Southern Europe, meanwhile, remains bogged down in debt and austerity, although Stephen Herbert believes it may re-emerge in time. “In Southern Europe there is currently less investment. Partly, that is because a lot was built in the early 2000s, and there is a level of slack that needs to be taken up. They have overprovided to some extent, but once that slack is taken up we could start to see healthcare provision requirements surface again.”



Vienna North Hospital, Vienna, Austria
The design for this high-tech building in the Austrian capital combines the advantages of a pavilion-type facility with those of a central hospital. The foyer area features a spacious piazza connecting the hospital with the urban space while, at the same time, providing protection against noise.

Coming from Brünner Straße, visitors first reach an urban square, the boundary of which is marked by the two buildings ‘Mars’ and ‘Venus’ and the service provision wing to the north. The 800-bed hospital, which features single and twin rooms, is horizontally and vertically structured into three parts. Horizontally, it comprises the service provision wing, the core hospital, and a park with therapeutic gardens; vertically, the inpatient wings are located above the promenade deck, which is built on top of the core hospital.

Light-flooded atriums, roof gardens and the overall landscape design unite the ideas of well-being, healing, growth and recovery. The overall concept provides clarity, optimal functional processes, a clear organisation, short distances for the nursing staff to get to the patients, and complex networks.

Client: Vienna Hospital Association
Architects: Albert Wimmer Associates and KHN Health Team
Size: 111,579m2
Cost: €85m
Completion: 2016





Vienna Hospital Association

Procurement plight

As for procurement, while there is uptake for PPP in Ireland and new EU member states such as Poland, the UK is experiencing something of a backlash. Christopher Shaw summarises: “The fundamental problem with a PPP hospital is the lack of risk transfer and consequential rigidity.”

- Data to examine
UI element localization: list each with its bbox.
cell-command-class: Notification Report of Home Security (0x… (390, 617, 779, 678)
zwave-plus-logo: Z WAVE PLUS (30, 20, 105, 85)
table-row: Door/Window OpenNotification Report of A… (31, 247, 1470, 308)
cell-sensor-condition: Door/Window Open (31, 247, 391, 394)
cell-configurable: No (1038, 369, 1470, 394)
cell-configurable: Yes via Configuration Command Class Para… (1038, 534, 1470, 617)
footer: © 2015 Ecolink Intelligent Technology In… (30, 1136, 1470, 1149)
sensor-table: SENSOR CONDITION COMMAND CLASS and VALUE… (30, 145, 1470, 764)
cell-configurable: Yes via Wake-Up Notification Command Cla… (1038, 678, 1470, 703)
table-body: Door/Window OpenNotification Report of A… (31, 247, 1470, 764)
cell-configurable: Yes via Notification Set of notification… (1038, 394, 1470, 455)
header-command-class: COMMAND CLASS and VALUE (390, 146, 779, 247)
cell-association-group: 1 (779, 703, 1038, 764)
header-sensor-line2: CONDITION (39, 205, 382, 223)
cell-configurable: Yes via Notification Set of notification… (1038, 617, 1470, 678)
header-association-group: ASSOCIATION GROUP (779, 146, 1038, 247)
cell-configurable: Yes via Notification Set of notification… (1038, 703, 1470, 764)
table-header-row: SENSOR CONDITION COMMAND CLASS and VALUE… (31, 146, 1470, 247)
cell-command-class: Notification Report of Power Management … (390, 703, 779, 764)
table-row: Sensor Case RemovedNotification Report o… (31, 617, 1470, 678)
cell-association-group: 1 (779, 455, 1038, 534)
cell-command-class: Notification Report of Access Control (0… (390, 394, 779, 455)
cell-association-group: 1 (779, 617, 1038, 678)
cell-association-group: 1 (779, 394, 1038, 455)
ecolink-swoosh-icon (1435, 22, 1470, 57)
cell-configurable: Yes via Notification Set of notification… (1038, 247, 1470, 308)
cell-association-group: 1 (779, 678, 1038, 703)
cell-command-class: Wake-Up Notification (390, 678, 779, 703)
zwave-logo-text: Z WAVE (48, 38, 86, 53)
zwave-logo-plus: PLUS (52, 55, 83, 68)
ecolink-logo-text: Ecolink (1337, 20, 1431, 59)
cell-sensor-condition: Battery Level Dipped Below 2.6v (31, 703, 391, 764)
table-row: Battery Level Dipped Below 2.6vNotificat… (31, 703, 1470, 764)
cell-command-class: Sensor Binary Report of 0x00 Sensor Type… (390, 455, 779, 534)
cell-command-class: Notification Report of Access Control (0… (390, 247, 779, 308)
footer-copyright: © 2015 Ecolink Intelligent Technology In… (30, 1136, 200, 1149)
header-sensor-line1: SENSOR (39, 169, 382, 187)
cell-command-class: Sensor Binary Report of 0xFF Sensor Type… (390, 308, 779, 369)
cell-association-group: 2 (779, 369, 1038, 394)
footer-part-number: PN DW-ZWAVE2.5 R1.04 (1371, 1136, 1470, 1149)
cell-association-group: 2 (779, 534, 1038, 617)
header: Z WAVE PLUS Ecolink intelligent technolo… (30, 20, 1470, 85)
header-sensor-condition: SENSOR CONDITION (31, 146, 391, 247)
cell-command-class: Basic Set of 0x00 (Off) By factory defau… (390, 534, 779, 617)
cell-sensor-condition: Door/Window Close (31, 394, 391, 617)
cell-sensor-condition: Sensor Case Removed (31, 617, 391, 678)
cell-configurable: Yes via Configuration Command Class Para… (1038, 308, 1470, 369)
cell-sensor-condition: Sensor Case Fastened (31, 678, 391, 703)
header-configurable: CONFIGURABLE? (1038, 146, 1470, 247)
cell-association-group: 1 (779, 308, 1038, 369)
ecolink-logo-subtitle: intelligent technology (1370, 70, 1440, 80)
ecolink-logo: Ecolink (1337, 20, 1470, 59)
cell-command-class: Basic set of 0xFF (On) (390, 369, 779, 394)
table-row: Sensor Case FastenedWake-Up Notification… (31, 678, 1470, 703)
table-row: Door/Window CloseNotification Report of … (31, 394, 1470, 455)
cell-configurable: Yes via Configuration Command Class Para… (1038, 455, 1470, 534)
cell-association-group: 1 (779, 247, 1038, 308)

- Activity 1
According to the article on European hospital building, how many beds does Vienna North Hospital have?
- Activity 2
Write the next part of the article on European hospital building, picking up after its last sentence.

- Response area 1
800 beds.

- Response area 2
John Cole is vehement, at times, in his criticism of the PFI approach, arguing that it has led to a transfer of influence into the hands of an artificial client, namely the contractor, who has little incentive to focus on the long-term efficiency, operation and adaptability of healthcare structures during the design and build process.

But other commentators believe more PPP projects will come on board because of the intense pressure on costs and need to generate earnings. Says Guido Messthaler: “In Bad Homburg and Usingen, we just celebrated the opening of two new hospitals – the Hochtaunus Clinics are the first PPP project in Germany. According to a feasibility study for the Hochtaunus Clinics, there is a potential for municipalities and states to save costs in eight-figure amounts spread over the entire contract period of 25 years. Those are considerable amounts for municipalities, should they in fact materialise over the years.


Schwarzwald-Baar Klinikum, Villigen-Schwenningen, Germany

“The German market for hospitals is changing; competitive pressure is growing. Closures, takeovers, privatisation, and the establishment of for-profit service-provider chains and network solutions for independent non-profit and municipal providers are the order of the day.”

Commenting on the lessons learned from 20 years of PPP in the UK, Jonathan Wilson says the model’s commercial incentives are not conducive to design quality seen in terms of the built environment’s positive impact on health. “It is an open question as to whether enlightened clients will continue to adopt PPP as a procurement method for this reason,” he remarks. “It is telling that major city-centre NHS trusts, particularly those in London, which can raise finance in alternative ways, avoid PFI.”

He adds: “Project agreements must allow providers to devise and implement changes to their estate in a natural and flexible manner as needs arise, and certainly without the concessionaire imposing unreasonable costs. If PF2, the new generation of PFI currently being rolled out in the UK, cannot do this, it will not survive.”